___ Input rows ___
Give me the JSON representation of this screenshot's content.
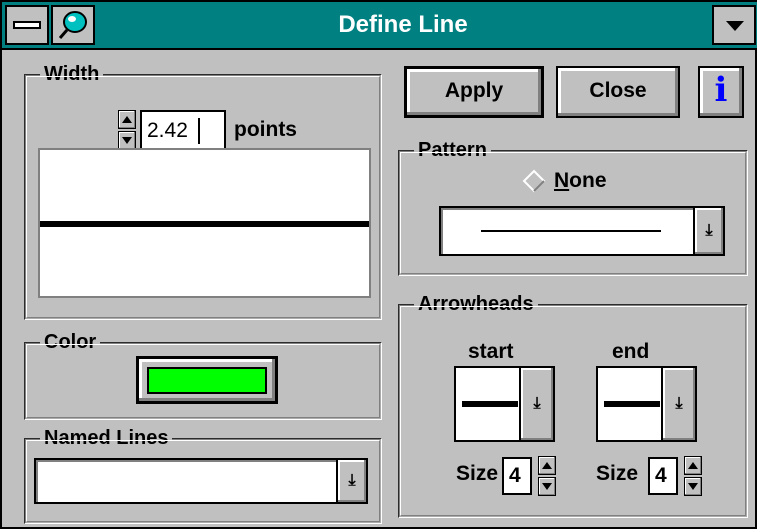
{
  "window": {
    "title": "Define Line",
    "titlebar_color": "#008080",
    "icons": {
      "system_menu": "system-menu-icon",
      "app": "app-icon",
      "dropdown": "chevron-down-icon"
    }
  },
  "buttons": {
    "apply_label": "Apply",
    "close_label": "Close",
    "info_label": "i"
  },
  "width_group": {
    "legend": "Width",
    "value": "2.42",
    "units": "points"
  },
  "color_group": {
    "legend": "Color",
    "swatch_color": "#00ff00"
  },
  "named_lines_group": {
    "legend": "Named Lines",
    "value": ""
  },
  "pattern_group": {
    "legend": "Pattern",
    "none_label_access": "N",
    "none_label_rest": "one",
    "none_selected": false
  },
  "arrowheads_group": {
    "legend": "Arrowheads",
    "start": {
      "label": "start",
      "size_label": "Size",
      "size_value": "4"
    },
    "end": {
      "label": "end",
      "size_label": "Size",
      "size_value": "4"
    }
  }
}
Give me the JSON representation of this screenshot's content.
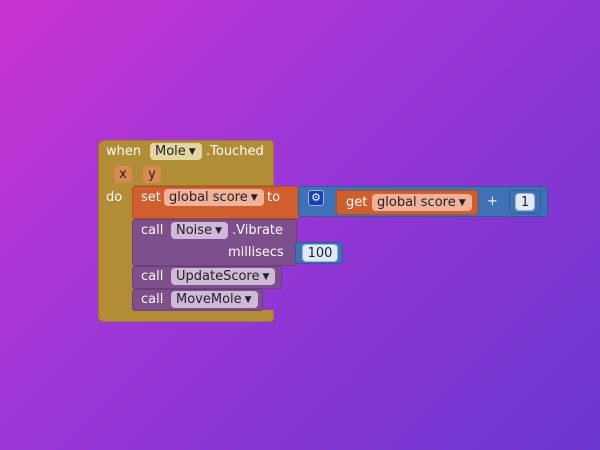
{
  "colors": {
    "event": "#b18e35",
    "event_arg": "#d98a52",
    "variable": "#d05f2d",
    "procedure": "#7d4f8d",
    "math": "#3f71b5",
    "background_start": "#c934d3",
    "background_end": "#6a36cf"
  },
  "event_block": {
    "when": "when",
    "component": "Mole",
    "event_name": ".Touched",
    "params": [
      "x",
      "y"
    ],
    "do": "do"
  },
  "set_block": {
    "set": "set",
    "variable": "global score",
    "to": "to",
    "mutator_icon": "gear-icon",
    "get_block": {
      "get": "get",
      "variable": "global score"
    },
    "operator": "+",
    "operand": "1"
  },
  "vibrate_block": {
    "call": "call",
    "component": "Noise",
    "method": ".Vibrate",
    "arg_label": "millisecs",
    "arg_value": "100"
  },
  "update_score_block": {
    "call": "call",
    "procedure": "UpdateScore"
  },
  "move_mole_block": {
    "call": "call",
    "procedure": "MoveMole"
  }
}
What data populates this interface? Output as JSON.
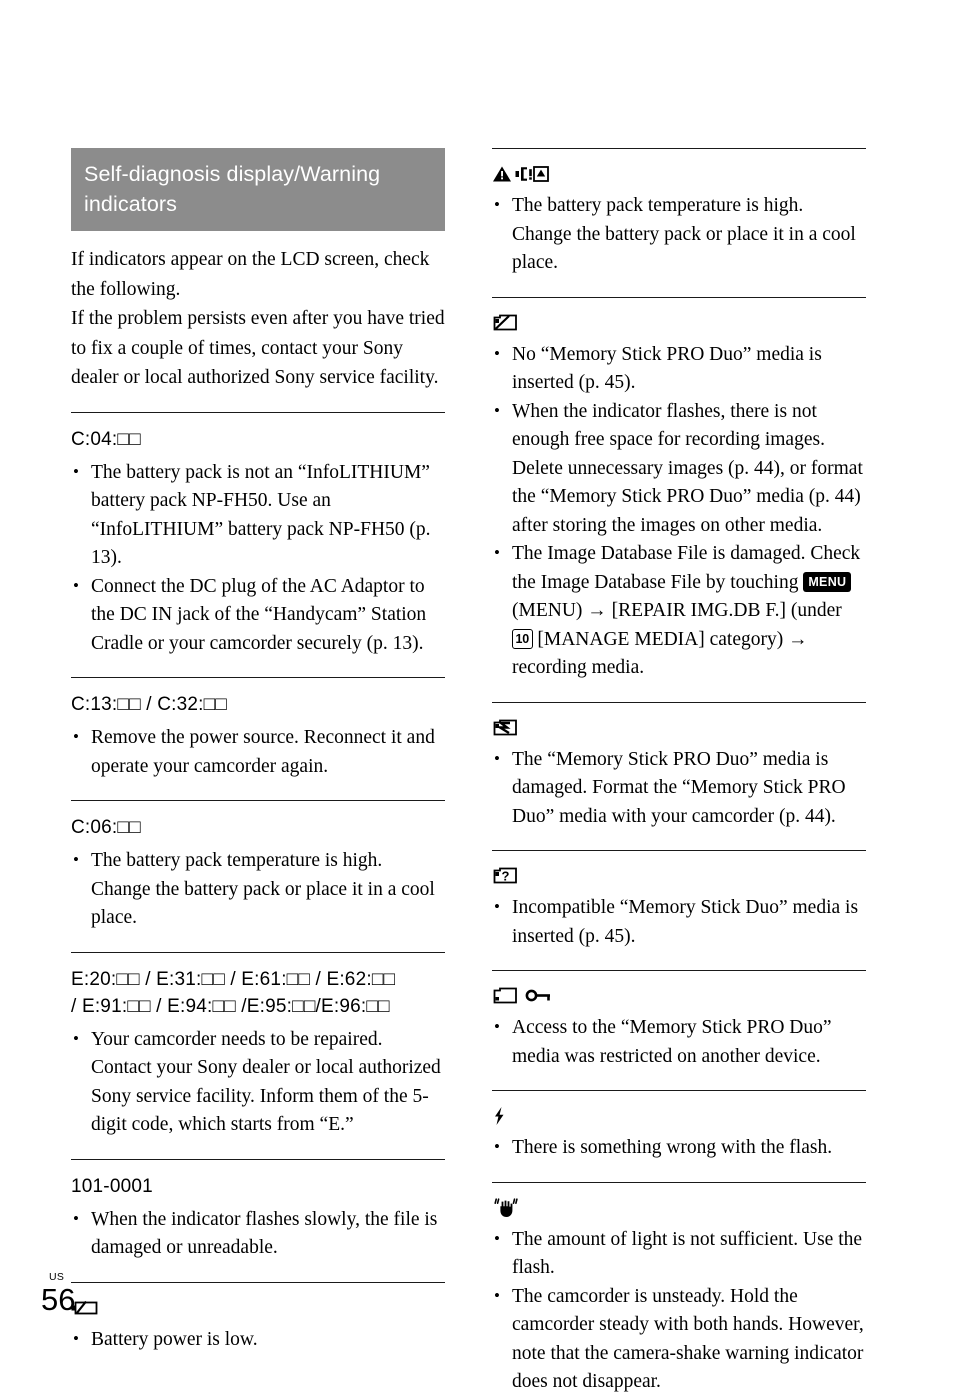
{
  "section": {
    "title": "Self-diagnosis display/Warning indicators",
    "band_color": "#8c8c8c"
  },
  "intro": {
    "line1": "If indicators appear on the LCD screen, check the following.",
    "line2": "If the problem persists even after you have tried to fix a couple of times, contact your Sony dealer or local authorized Sony service facility."
  },
  "left_column": {
    "entries": [
      {
        "heading_type": "code",
        "heading_parts": [
          "C:04:",
          "box",
          "box"
        ],
        "heading_text": "C:04:□□",
        "bullets": [
          "The battery pack is not an “InfoLITHIUM” battery pack NP-FH50. Use an “InfoLITHIUM” battery pack NP-FH50 (p. 13).",
          "Connect the DC plug of the AC Adaptor to the DC IN jack of the “Handycam” Station Cradle or your camcorder securely (p. 13)."
        ]
      },
      {
        "heading_type": "code",
        "heading_text": "C:13:□□ / C:32:□□",
        "bullets": [
          "Remove the power source. Reconnect it and operate your camcorder again."
        ]
      },
      {
        "heading_type": "code",
        "heading_text": "C:06:□□",
        "bullets": [
          "The battery pack temperature is high. Change the battery pack or place it in a cool place."
        ]
      },
      {
        "heading_type": "code",
        "heading_line1": "E:20:□□ / E:31:□□ / E:61:□□ / E:62:□□",
        "heading_line2": "/ E:91:□□ / E:94:□□ /E:95:□□/E:96:□□",
        "bullets": [
          "Your camcorder needs to be repaired. Contact your Sony dealer or local authorized Sony service facility. Inform them of the 5-digit code, which starts from “E.”"
        ]
      },
      {
        "heading_type": "plain",
        "heading_text": "101-0001",
        "bullets": [
          "When the indicator flashes slowly, the file is damaged or unreadable."
        ]
      },
      {
        "heading_type": "icon",
        "icon": "battery-low-icon",
        "bullets": [
          "Battery power is low."
        ]
      }
    ]
  },
  "right_column": {
    "entries": [
      {
        "heading_type": "icon",
        "icons": [
          "warning-triangle-icon",
          "battery-temperature-icon"
        ],
        "bullets": [
          "The battery pack temperature is high. Change the battery pack or place it in a cool place."
        ]
      },
      {
        "heading_type": "icon",
        "icons": [
          "no-memory-stick-icon"
        ],
        "bullets": [
          "No “Memory Stick PRO Duo” media is inserted (p. 45).",
          "When the indicator flashes, there is not enough free space for recording images. Delete unnecessary images (p. 44), or format the “Memory Stick PRO Duo” media (p. 44) after storing the images on other media.",
          "IMAGE_DB_BULLET"
        ],
        "image_db_bullet": {
          "part1": "The Image Database File is damaged. Check the Image Database File by touching ",
          "menu_badge": "MENU",
          "part2": " (MENU) → [REPAIR IMG.DB F.] (under ",
          "num_badge": "10",
          "part3": " [MANAGE MEDIA] category) → recording media."
        }
      },
      {
        "heading_type": "icon",
        "icons": [
          "damaged-memory-stick-icon"
        ],
        "bullets": [
          "The “Memory Stick PRO Duo” media is damaged. Format the “Memory Stick PRO Duo” media with your camcorder (p. 44)."
        ]
      },
      {
        "heading_type": "icon",
        "icons": [
          "incompatible-memory-stick-icon"
        ],
        "bullets": [
          "Incompatible “Memory Stick Duo” media is inserted (p. 45)."
        ]
      },
      {
        "heading_type": "icon",
        "icons": [
          "memory-stick-icon",
          "key-lock-icon"
        ],
        "bullets": [
          "Access to the “Memory Stick PRO Duo” media was restricted on another device."
        ]
      },
      {
        "heading_type": "icon",
        "icons": [
          "flash-icon"
        ],
        "bullets": [
          "There is something wrong with the flash."
        ]
      },
      {
        "heading_type": "icon",
        "icons": [
          "camera-shake-hand-icon"
        ],
        "bullets": [
          "The amount of light is not sufficient. Use the flash.",
          "The camcorder is unsteady. Hold the camcorder steady with both hands. However, note that the camera-shake warning indicator does not disappear."
        ]
      }
    ]
  },
  "footer": {
    "region": "US",
    "page_number": "56"
  }
}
___
**Your objective**
All of the entries above should be duplicated exactly, except for the pictures.

**Correct answer**
Give me the JSON representation of this screenshot's content.
{
  "window": {
    "title": "Define Line",
    "titlebar_color": "#008080",
    "icons": {
      "system_menu": "system-menu-icon",
      "app": "app-icon",
      "dropdown": "chevron-down-icon"
    }
  },
  "buttons": {
    "apply_label": "Apply",
    "close_label": "Close",
    "info_label": "i"
  },
  "width_group": {
    "legend": "Width",
    "value": "2.42",
    "units": "points"
  },
  "color_group": {
    "legend": "Color",
    "swatch_color": "#00ff00"
  },
  "named_lines_group": {
    "legend": "Named Lines",
    "value": ""
  },
  "pattern_group": {
    "legend": "Pattern",
    "none_label_access": "N",
    "none_label_rest": "one",
    "none_selected": false
  },
  "arrowheads_group": {
    "legend": "Arrowheads",
    "start": {
      "label": "start",
      "size_label": "Size",
      "size_value": "4"
    },
    "end": {
      "label": "end",
      "size_label": "Size",
      "size_value": "4"
    }
  }
}
Give me the JSON representation of this screenshot's content.
{
  "colors": {
    "event": "#b18e35",
    "event_arg": "#d98a52",
    "variable": "#d05f2d",
    "procedure": "#7d4f8d",
    "math": "#3f71b5",
    "background_start": "#c934d3",
    "background_end": "#6a36cf"
  },
  "event_block": {
    "when": "when",
    "component": "Mole",
    "event_name": ".Touched",
    "params": [
      "x",
      "y"
    ],
    "do": "do"
  },
  "set_block": {
    "set": "set",
    "variable": "global score",
    "to": "to",
    "mutator_icon": "gear-icon",
    "get_block": {
      "get": "get",
      "variable": "global score"
    },
    "operator": "+",
    "operand": "1"
  },
  "vibrate_block": {
    "call": "call",
    "component": "Noise",
    "method": ".Vibrate",
    "arg_label": "millisecs",
    "arg_value": "100"
  },
  "update_score_block": {
    "call": "call",
    "procedure": "UpdateScore"
  },
  "move_mole_block": {
    "call": "call",
    "procedure": "MoveMole"
  }
}
What data populates this interface? Output as JSON.
{
  "section": {
    "title": "Self-diagnosis display/Warning indicators",
    "band_color": "#8c8c8c"
  },
  "intro": {
    "line1": "If indicators appear on the LCD screen, check the following.",
    "line2": "If the problem persists even after you have tried to fix a couple of times, contact your Sony dealer or local authorized Sony service facility."
  },
  "left_column": {
    "entries": [
      {
        "heading_type": "code",
        "heading_parts": [
          "C:04:",
          "box",
          "box"
        ],
        "heading_text": "C:04:□□",
        "bullets": [
          "The battery pack is not an “InfoLITHIUM” battery pack NP-FH50. Use an “InfoLITHIUM” battery pack NP-FH50 (p. 13).",
          "Connect the DC plug of the AC Adaptor to the DC IN jack of the “Handycam” Station Cradle or your camcorder securely (p. 13)."
        ]
      },
      {
        "heading_type": "code",
        "heading_text": "C:13:□□ / C:32:□□",
        "bullets": [
          "Remove the power source. Reconnect it and operate your camcorder again."
        ]
      },
      {
        "heading_type": "code",
        "heading_text": "C:06:□□",
        "bullets": [
          "The battery pack temperature is high. Change the battery pack or place it in a cool place."
        ]
      },
      {
        "heading_type": "code",
        "heading_line1": "E:20:□□ / E:31:□□ / E:61:□□ / E:62:□□",
        "heading_line2": "/ E:91:□□ / E:94:□□ /E:95:□□/E:96:□□",
        "bullets": [
          "Your camcorder needs to be repaired. Contact your Sony dealer or local authorized Sony service facility. Inform them of the 5-digit code, which starts from “E.”"
        ]
      },
      {
        "heading_type": "plain",
        "heading_text": "101-0001",
        "bullets": [
          "When the indicator flashes slowly, the file is damaged or unreadable."
        ]
      },
      {
        "heading_type": "icon",
        "icon": "battery-low-icon",
        "bullets": [
          "Battery power is low."
        ]
      }
    ]
  },
  "right_column": {
    "entries": [
      {
        "heading_type": "icon",
        "icons": [
          "warning-triangle-icon",
          "battery-temperature-icon"
        ],
        "bullets": [
          "The battery pack temperature is high. Change the battery pack or place it in a cool place."
        ]
      },
      {
        "heading_type": "icon",
        "icons": [
          "no-memory-stick-icon"
        ],
        "bullets": [
          "No “Memory Stick PRO Duo” media is inserted (p. 45).",
          "When the indicator flashes, there is not enough free space for recording images. Delete unnecessary images (p. 44), or format the “Memory Stick PRO Duo” media (p. 44) after storing the images on other media.",
          "IMAGE_DB_BULLET"
        ],
        "image_db_bullet": {
          "part1": "The Image Database File is damaged. Check the Image Database File by touching ",
          "menu_badge": "MENU",
          "part2": " (MENU) → [REPAIR IMG.DB F.] (under ",
          "num_badge": "10",
          "part3": " [MANAGE MEDIA] category) → recording media."
        }
      },
      {
        "heading_type": "icon",
        "icons": [
          "damaged-memory-stick-icon"
        ],
        "bullets": [
          "The “Memory Stick PRO Duo” media is damaged. Format the “Memory Stick PRO Duo” media with your camcorder (p. 44)."
        ]
      },
      {
        "heading_type": "icon",
        "icons": [
          "incompatible-memory-stick-icon"
        ],
        "bullets": [
          "Incompatible “Memory Stick Duo” media is inserted (p. 45)."
        ]
      },
      {
        "heading_type": "icon",
        "icons": [
          "memory-stick-icon",
          "key-lock-icon"
        ],
        "bullets": [
          "Access to the “Memory Stick PRO Duo” media was restricted on another device."
        ]
      },
      {
        "heading_type": "icon",
        "icons": [
          "flash-icon"
        ],
        "bullets": [
          "There is something wrong with the flash."
        ]
      },
      {
        "heading_type": "icon",
        "icons": [
          "camera-shake-hand-icon"
        ],
        "bullets": [
          "The amount of light is not sufficient. Use the flash.",
          "The camcorder is unsteady. Hold the camcorder steady with both hands. However, note that the camera-shake warning indicator does not disappear."
        ]
      }
    ]
  },
  "footer": {
    "region": "US",
    "page_number": "56"
  }
}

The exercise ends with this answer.